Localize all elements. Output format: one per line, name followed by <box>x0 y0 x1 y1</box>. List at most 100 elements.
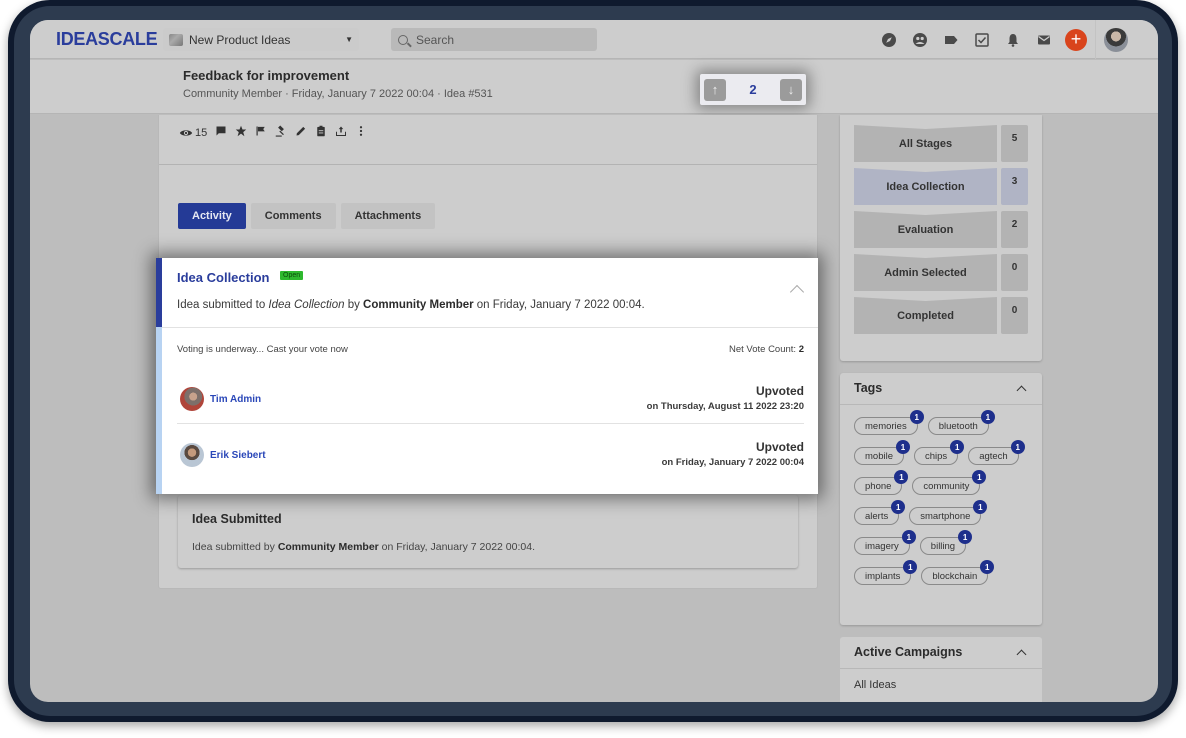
tag-label: implants <box>865 570 901 582</box>
idea-submitted-card: Idea Submitted Idea submitted by Communi… <box>178 495 798 568</box>
bell-icon[interactable] <box>997 28 1028 52</box>
campaigns-header[interactable]: Active Campaigns <box>840 637 1042 669</box>
mail-icon[interactable] <box>1028 28 1059 52</box>
tag-label: imagery <box>865 540 899 552</box>
tag-chip[interactable]: chips 1 <box>914 440 965 465</box>
desc-stage: Idea Collection <box>268 299 345 311</box>
edit-icon[interactable] <box>295 125 307 140</box>
stage-filter-admin-selected[interactable]: Admin Selected <box>854 254 997 291</box>
community-icon[interactable] <box>904 28 935 52</box>
flag-icon[interactable] <box>255 125 267 140</box>
avatar[interactable] <box>180 387 204 411</box>
search-icon <box>398 34 408 45</box>
tag-count-badge: 1 <box>903 560 918 574</box>
tag-chip[interactable]: billing 1 <box>919 530 973 555</box>
campaign-select[interactable]: New Product Ideas ▼ <box>163 28 359 51</box>
tab-comments[interactable]: Comments <box>250 203 336 229</box>
desc-suffix: on Friday, January 7 2022 00:04. <box>473 299 645 311</box>
campaign-link[interactable]: All Ideas <box>854 679 896 691</box>
avatar[interactable] <box>180 443 204 467</box>
tag-row: memories 1 bluetooth 1 <box>854 410 1034 435</box>
voter-name[interactable]: Erik Siebert <box>210 450 266 461</box>
vote-date: on Thursday, August 11 2022 23:20 <box>646 401 804 412</box>
stage-description: Idea submitted to Idea Collection by Com… <box>177 299 645 311</box>
star-icon[interactable] <box>235 125 247 140</box>
stage-count: 0 <box>1001 297 1028 334</box>
tags-header[interactable]: Tags <box>840 373 1042 405</box>
nav-divider <box>1095 20 1096 59</box>
tag-chip[interactable]: imagery 1 <box>854 530 916 555</box>
app-screen: IDEASCALE New Product Ideas ▼ Search + F… <box>30 20 1158 702</box>
campaign-thumbnail <box>169 33 183 46</box>
tags-panel: Tags memories 1 bluetooth 1 mobile 1 chips 1 agt… <box>840 373 1042 625</box>
add-button[interactable]: + <box>1065 28 1087 51</box>
stage-count: 3 <box>1001 168 1028 205</box>
tab-activity[interactable]: Activity <box>178 203 246 229</box>
stage-filter-idea-collection[interactable]: Idea Collection <box>854 168 997 205</box>
net-vote-count: Net Vote Count: 2 <box>729 344 804 355</box>
net-vote-label: Net Vote Count: <box>728 344 799 355</box>
idea-header: Feedback for improvement Community Membe… <box>30 60 1158 114</box>
desc-author: Community Member <box>363 299 474 311</box>
desc-prefix: Idea submitted to <box>177 299 269 311</box>
stage-filter-completed[interactable]: Completed <box>854 297 997 334</box>
vote-type: Upvoted <box>756 440 804 454</box>
user-avatar[interactable] <box>1104 27 1128 52</box>
tab-attachments[interactable]: Attachments <box>340 203 436 229</box>
stage-divider <box>162 327 818 328</box>
tag-count-badge: 1 <box>894 470 909 484</box>
tag-count-badge: 1 <box>896 440 910 454</box>
tag-chip[interactable]: blockchain 1 <box>921 560 995 585</box>
clipboard-icon[interactable] <box>315 125 327 140</box>
tag-chip[interactable]: memories 1 <box>854 410 924 435</box>
tag-chip[interactable]: mobile 1 <box>854 440 910 465</box>
checkbox-icon[interactable] <box>966 28 997 52</box>
idea-meta: Community Member · Friday, January 7 202… <box>183 88 493 100</box>
tag-chip[interactable]: bluetooth 1 <box>927 410 995 435</box>
tag-chip[interactable]: smartphone 1 <box>909 500 988 525</box>
tag-row: imagery 1 billing 1 <box>854 530 1034 555</box>
caret-down-icon: ▼ <box>345 35 353 44</box>
tag-label: bluetooth <box>938 420 978 432</box>
idea-submitted-text: Idea submitted by Community Member on Fr… <box>192 541 535 553</box>
stage-filter-evaluation[interactable]: Evaluation <box>854 211 997 248</box>
tag-chip[interactable]: implants 1 <box>854 560 918 585</box>
tag-count-badge: 1 <box>950 440 965 454</box>
chevron-up-icon[interactable] <box>1016 649 1027 660</box>
idea-collection-stage-card: Idea Collection Open Idea submitted to I… <box>156 258 818 494</box>
gavel-icon[interactable] <box>275 125 287 140</box>
chevron-up-icon[interactable] <box>1016 385 1027 396</box>
tag-label: community <box>923 480 970 492</box>
stage-filter-all-stages[interactable]: All Stages <box>854 125 997 162</box>
stage-accent-bar <box>156 258 162 327</box>
voting-status: Voting is underway... Cast your vote now <box>177 344 348 355</box>
tag-count-badge: 1 <box>972 470 987 484</box>
tag-row: phone 1 community 1 <box>854 470 1034 495</box>
search-input[interactable]: Search <box>391 28 597 51</box>
chevron-up-icon[interactable] <box>789 284 805 300</box>
tag-chip[interactable]: community 1 <box>912 470 987 495</box>
tag-count-badge: 1 <box>973 500 988 514</box>
eye-icon: 15 <box>179 126 207 140</box>
tag-row: implants 1 blockchain 1 <box>854 560 1034 585</box>
previous-idea-button[interactable]: ↑ <box>704 78 726 101</box>
more-icon[interactable] <box>355 125 367 140</box>
voter-name[interactable]: Tim Admin <box>210 394 261 405</box>
ideascale-logo[interactable]: IDEASCALE <box>56 29 158 50</box>
action-bar: 15 <box>179 125 367 140</box>
tag-chip[interactable]: phone 1 <box>854 470 909 495</box>
idea-submitted-title: Idea Submitted <box>192 512 282 526</box>
tags-title: Tags <box>854 381 883 395</box>
tag-row: alerts 1 smartphone 1 <box>854 500 1034 525</box>
next-idea-button[interactable]: ↓ <box>779 78 802 101</box>
tag-chip[interactable]: agtech 1 <box>968 440 1025 465</box>
tag-chip[interactable]: alerts 1 <box>854 500 906 525</box>
comment-icon[interactable] <box>215 125 227 140</box>
tag-count-badge: 1 <box>901 530 916 544</box>
tag-label: mobile <box>865 450 893 462</box>
stage-count: 2 <box>1001 211 1028 248</box>
tag-icon[interactable] <box>935 28 966 52</box>
compass-icon[interactable] <box>873 28 904 52</box>
share-icon[interactable] <box>335 125 347 140</box>
tag-label: billing <box>930 540 956 552</box>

***

> **Task directions**: Could you set down every line of the material above without changing a character, leaving the pictures out of your answer?

> **Worked answer**:
Localize all elements. Output format: one per line, name followed by <box>x0 y0 x1 y1</box>. List at most 100 elements.
tag-label: implants <box>865 570 901 582</box>
idea-submitted-card: Idea Submitted Idea submitted by Communi… <box>178 495 798 568</box>
bell-icon[interactable] <box>997 28 1028 52</box>
campaigns-header[interactable]: Active Campaigns <box>840 637 1042 669</box>
mail-icon[interactable] <box>1028 28 1059 52</box>
tag-label: imagery <box>865 540 899 552</box>
tag-chip[interactable]: chips 1 <box>914 440 965 465</box>
desc-stage: Idea Collection <box>268 299 345 311</box>
edit-icon[interactable] <box>295 125 307 140</box>
stage-filter-admin-selected[interactable]: Admin Selected <box>854 254 997 291</box>
community-icon[interactable] <box>904 28 935 52</box>
flag-icon[interactable] <box>255 125 267 140</box>
avatar[interactable] <box>180 387 204 411</box>
search-icon <box>398 34 408 45</box>
tag-count-badge: 1 <box>903 560 918 574</box>
tag-chip[interactable]: billing 1 <box>919 530 973 555</box>
campaign-select[interactable]: New Product Ideas ▼ <box>163 28 359 51</box>
tab-comments[interactable]: Comments <box>250 203 336 229</box>
desc-suffix: on Friday, January 7 2022 00:04. <box>473 299 645 311</box>
campaign-link[interactable]: All Ideas <box>854 679 896 691</box>
avatar[interactable] <box>180 443 204 467</box>
tag-row: memories 1 bluetooth 1 <box>854 410 1034 435</box>
voter-name[interactable]: Erik Siebert <box>210 450 266 461</box>
vote-date: on Thursday, August 11 2022 23:20 <box>646 401 804 412</box>
stage-description: Idea submitted to Idea Collection by Com… <box>177 299 645 311</box>
star-icon[interactable] <box>235 125 247 140</box>
stage-count: 0 <box>1001 297 1028 334</box>
tags-header[interactable]: Tags <box>840 373 1042 405</box>
nav-divider <box>1095 20 1096 59</box>
tag-chip[interactable]: imagery 1 <box>854 530 916 555</box>
app-screen: IDEASCALE New Product Ideas ▼ Search + F… <box>30 20 1158 702</box>
campaign-thumbnail <box>169 33 183 46</box>
tags-panel: Tags memories 1 bluetooth 1 mobile 1 chips 1 agt… <box>840 373 1042 625</box>
add-button[interactable]: + <box>1065 28 1087 51</box>
stage-count: 3 <box>1001 168 1028 205</box>
tab-activity[interactable]: Activity <box>178 203 246 229</box>
stage-filter-idea-collection[interactable]: Idea Collection <box>854 168 997 205</box>
net-vote-count: Net Vote Count: 2 <box>729 344 804 355</box>
net-vote-label: Net Vote Count: <box>728 344 799 355</box>
idea-header: Feedback for improvement Community Membe… <box>30 60 1158 114</box>
desc-author: Community Member <box>363 299 474 311</box>
desc-prefix: Idea submitted to <box>177 299 269 311</box>
stage-filter-completed[interactable]: Completed <box>854 297 997 334</box>
vote-type: Upvoted <box>756 440 804 454</box>
user-avatar[interactable] <box>1104 27 1128 52</box>
tab-attachments[interactable]: Attachments <box>340 203 436 229</box>
stage-divider <box>162 327 818 328</box>
tag-count-badge: 1 <box>894 470 909 484</box>
tag-count-badge: 1 <box>896 440 910 454</box>
tag-chip[interactable]: blockchain 1 <box>921 560 995 585</box>
clipboard-icon[interactable] <box>315 125 327 140</box>
tag-chip[interactable]: memories 1 <box>854 410 924 435</box>
tag-chip[interactable]: mobile 1 <box>854 440 910 465</box>
checkbox-icon[interactable] <box>966 28 997 52</box>
idea-meta: Community Member · Friday, January 7 202… <box>183 88 493 100</box>
tag-chip[interactable]: bluetooth 1 <box>927 410 995 435</box>
tag-chip[interactable]: smartphone 1 <box>909 500 988 525</box>
tag-row: imagery 1 billing 1 <box>854 530 1034 555</box>
caret-down-icon: ▼ <box>345 35 353 44</box>
tag-label: bluetooth <box>938 420 978 432</box>
idea-submitted-text: Idea submitted by Community Member on Fr… <box>192 541 535 553</box>
stage-filter-evaluation[interactable]: Evaluation <box>854 211 997 248</box>
tag-chip[interactable]: implants 1 <box>854 560 918 585</box>
tag-count-badge: 1 <box>950 440 965 454</box>
chevron-up-icon[interactable] <box>1016 649 1027 660</box>
idea-collection-stage-card: Idea Collection Open Idea submitted to I… <box>156 258 818 494</box>
gavel-icon[interactable] <box>275 125 287 140</box>
chevron-up-icon[interactable] <box>1016 385 1027 396</box>
tag-label: community <box>923 480 970 492</box>
stage-filter-all-stages[interactable]: All Stages <box>854 125 997 162</box>
stage-accent-bar <box>156 258 162 327</box>
voting-status: Voting is underway... Cast your vote now <box>177 344 348 355</box>
tag-count-badge: 1 <box>972 470 987 484</box>
tag-row: phone 1 community 1 <box>854 470 1034 495</box>
search-input[interactable]: Search <box>391 28 597 51</box>
chevron-up-icon[interactable] <box>789 284 805 300</box>
tag-chip[interactable]: community 1 <box>912 470 987 495</box>
tag-count-badge: 1 <box>973 500 988 514</box>
eye-icon: 15 <box>179 126 207 140</box>
tag-row: implants 1 blockchain 1 <box>854 560 1034 585</box>
previous-idea-button[interactable]: ↑ <box>704 78 726 101</box>
more-icon[interactable] <box>355 125 367 140</box>
voter-name[interactable]: Tim Admin <box>210 394 261 405</box>
ideascale-logo[interactable]: IDEASCALE <box>56 29 158 50</box>
action-bar: 15 <box>179 125 367 140</box>
tag-chip[interactable]: phone 1 <box>854 470 909 495</box>
idea-submitted-title: Idea Submitted <box>192 512 282 526</box>
tags-title: Tags <box>854 381 883 395</box>
tag-row: alerts 1 smartphone 1 <box>854 500 1034 525</box>
next-idea-button[interactable]: ↓ <box>779 78 802 101</box>
tag-chip[interactable]: agtech 1 <box>968 440 1025 465</box>
tag-chip[interactable]: alerts 1 <box>854 500 906 525</box>
comment-icon[interactable] <box>215 125 227 140</box>
tag-count-badge: 1 <box>901 530 916 544</box>
tag-label: mobile <box>865 450 893 462</box>
stage-count: 2 <box>1001 211 1028 248</box>
tag-icon[interactable] <box>935 28 966 52</box>
compass-icon[interactable] <box>873 28 904 52</box>
share-icon[interactable] <box>335 125 347 140</box>
tag-label: billing <box>930 540 956 552</box>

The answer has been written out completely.